Return all of the entries exactly, with nothing added or left out.

(Records from a data source)
* * * * *
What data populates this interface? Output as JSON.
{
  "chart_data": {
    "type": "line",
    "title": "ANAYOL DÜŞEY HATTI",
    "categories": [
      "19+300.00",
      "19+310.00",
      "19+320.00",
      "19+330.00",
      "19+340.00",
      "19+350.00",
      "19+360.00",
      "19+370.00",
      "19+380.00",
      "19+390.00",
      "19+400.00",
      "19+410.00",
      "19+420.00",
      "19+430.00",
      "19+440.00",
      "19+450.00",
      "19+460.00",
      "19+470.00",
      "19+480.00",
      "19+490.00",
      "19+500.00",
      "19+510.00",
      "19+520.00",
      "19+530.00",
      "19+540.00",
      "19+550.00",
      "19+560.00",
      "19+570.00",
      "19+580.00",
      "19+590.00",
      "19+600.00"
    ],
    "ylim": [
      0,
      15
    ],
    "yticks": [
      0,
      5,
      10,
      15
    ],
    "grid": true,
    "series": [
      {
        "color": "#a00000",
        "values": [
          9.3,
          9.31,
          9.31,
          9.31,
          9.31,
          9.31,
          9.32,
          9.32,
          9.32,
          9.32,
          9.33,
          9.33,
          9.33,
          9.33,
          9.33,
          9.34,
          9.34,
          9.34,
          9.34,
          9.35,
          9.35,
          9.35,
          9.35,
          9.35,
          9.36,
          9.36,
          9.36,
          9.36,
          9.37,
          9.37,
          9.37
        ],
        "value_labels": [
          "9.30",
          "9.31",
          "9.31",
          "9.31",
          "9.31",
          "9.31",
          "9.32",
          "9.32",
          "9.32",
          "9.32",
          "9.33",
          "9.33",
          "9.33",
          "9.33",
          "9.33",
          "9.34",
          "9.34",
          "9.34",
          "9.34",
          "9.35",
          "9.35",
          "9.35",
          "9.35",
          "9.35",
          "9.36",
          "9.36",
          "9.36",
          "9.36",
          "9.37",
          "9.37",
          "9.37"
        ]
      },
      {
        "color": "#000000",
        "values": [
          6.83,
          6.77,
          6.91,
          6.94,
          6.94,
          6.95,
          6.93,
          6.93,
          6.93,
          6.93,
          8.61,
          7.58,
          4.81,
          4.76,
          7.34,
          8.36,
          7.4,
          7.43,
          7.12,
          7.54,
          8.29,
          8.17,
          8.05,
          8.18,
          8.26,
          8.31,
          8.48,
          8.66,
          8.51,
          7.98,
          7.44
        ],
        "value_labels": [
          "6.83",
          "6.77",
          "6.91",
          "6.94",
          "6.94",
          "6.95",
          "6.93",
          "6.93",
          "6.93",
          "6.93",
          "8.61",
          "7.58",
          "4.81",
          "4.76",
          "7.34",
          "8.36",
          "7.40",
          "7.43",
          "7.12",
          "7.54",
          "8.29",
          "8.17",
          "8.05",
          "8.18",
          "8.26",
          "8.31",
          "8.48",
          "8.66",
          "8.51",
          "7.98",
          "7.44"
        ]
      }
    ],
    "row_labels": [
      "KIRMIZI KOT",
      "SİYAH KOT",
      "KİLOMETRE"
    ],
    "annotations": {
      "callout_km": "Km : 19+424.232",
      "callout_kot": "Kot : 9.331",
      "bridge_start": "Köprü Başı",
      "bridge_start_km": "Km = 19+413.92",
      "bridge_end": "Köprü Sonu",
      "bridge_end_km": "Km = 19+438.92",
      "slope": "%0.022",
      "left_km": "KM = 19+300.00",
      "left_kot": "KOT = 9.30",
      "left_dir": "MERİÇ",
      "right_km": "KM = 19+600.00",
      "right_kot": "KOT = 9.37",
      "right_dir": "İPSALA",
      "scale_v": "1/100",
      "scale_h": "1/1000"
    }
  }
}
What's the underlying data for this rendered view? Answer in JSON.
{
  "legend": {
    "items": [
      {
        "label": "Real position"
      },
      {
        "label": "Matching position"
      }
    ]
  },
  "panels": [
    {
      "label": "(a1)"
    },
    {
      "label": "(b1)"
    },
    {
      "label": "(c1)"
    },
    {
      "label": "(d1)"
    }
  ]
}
* * * * *
• **The result**
What data populates this interface? Output as JSON.
{
  "chart_data": {
    "type": "line",
    "title": "ANAYOL DÜŞEY HATTI",
    "categories": [
      "19+300.00",
      "19+310.00",
      "19+320.00",
      "19+330.00",
      "19+340.00",
      "19+350.00",
      "19+360.00",
      "19+370.00",
      "19+380.00",
      "19+390.00",
      "19+400.00",
      "19+410.00",
      "19+420.00",
      "19+430.00",
      "19+440.00",
      "19+450.00",
      "19+460.00",
      "19+470.00",
      "19+480.00",
      "19+490.00",
      "19+500.00",
      "19+510.00",
      "19+520.00",
      "19+530.00",
      "19+540.00",
      "19+550.00",
      "19+560.00",
      "19+570.00",
      "19+580.00",
      "19+590.00",
      "19+600.00"
    ],
    "ylim": [
      0,
      15
    ],
    "yticks": [
      0,
      5,
      10,
      15
    ],
    "grid": true,
    "series": [
      {
        "color": "#a00000",
        "values": [
          9.3,
          9.31,
          9.31,
          9.31,
          9.31,
          9.31,
          9.32,
          9.32,
          9.32,
          9.32,
          9.33,
          9.33,
          9.33,
          9.33,
          9.33,
          9.34,
          9.34,
          9.34,
          9.34,
          9.35,
          9.35,
          9.35,
          9.35,
          9.35,
          9.36,
          9.36,
          9.36,
          9.36,
          9.37,
          9.37,
          9.37
        ],
        "value_labels": [
          "9.30",
          "9.31",
          "9.31",
          "9.31",
          "9.31",
          "9.31",
          "9.32",
          "9.32",
          "9.32",
          "9.32",
          "9.33",
          "9.33",
          "9.33",
          "9.33",
          "9.33",
          "9.34",
          "9.34",
          "9.34",
          "9.34",
          "9.35",
          "9.35",
          "9.35",
          "9.35",
          "9.35",
          "9.36",
          "9.36",
          "9.36",
          "9.36",
          "9.37",
          "9.37",
          "9.37"
        ]
      },
      {
        "color": "#000000",
        "values": [
          6.83,
          6.77,
          6.91,
          6.94,
          6.94,
          6.95,
          6.93,
          6.93,
          6.93,
          6.93,
          8.61,
          7.58,
          4.81,
          4.76,
          7.34,
          8.36,
          7.4,
          7.43,
          7.12,
          7.54,
          8.29,
          8.17,
          8.05,
          8.18,
          8.26,
          8.31,
          8.48,
          8.66,
          8.51,
          7.98,
          7.44
        ],
        "value_labels": [
          "6.83",
          "6.77",
          "6.91",
          "6.94",
          "6.94",
          "6.95",
          "6.93",
          "6.93",
          "6.93",
          "6.93",
          "8.61",
          "7.58",
          "4.81",
          "4.76",
          "7.34",
          "8.36",
          "7.40",
          "7.43",
          "7.12",
          "7.54",
          "8.29",
          "8.17",
          "8.05",
          "8.18",
          "8.26",
          "8.31",
          "8.48",
          "8.66",
          "8.51",
          "7.98",
          "7.44"
        ]
      }
    ],
    "row_labels": [
      "KIRMIZI KOT",
      "SİYAH KOT",
      "KİLOMETRE"
    ],
    "annotations": {
      "callout_km": "Km : 19+424.232",
      "callout_kot": "Kot : 9.331",
      "bridge_start": "Köprü Başı",
      "bridge_start_km": "Km = 19+413.92",
      "bridge_end": "Köprü Sonu",
      "bridge_end_km": "Km = 19+438.92",
      "slope": "%0.022",
      "left_km": "KM = 19+300.00",
      "left_kot": "KOT = 9.30",
      "left_dir": "MERİÇ",
      "right_km": "KM = 19+600.00",
      "right_kot": "KOT = 9.37",
      "right_dir": "İPSALA",
      "scale_v": "1/100",
      "scale_h": "1/1000"
    }
  }
}
What's the underlying data for this rendered view? Answer in JSON.
{
  "legend": {
    "items": [
      {
        "label": "Real position"
      },
      {
        "label": "Matching position"
      }
    ]
  },
  "panels": [
    {
      "label": "(a1)"
    },
    {
      "label": "(b1)"
    },
    {
      "label": "(c1)"
    },
    {
      "label": "(d1)"
    }
  ]
}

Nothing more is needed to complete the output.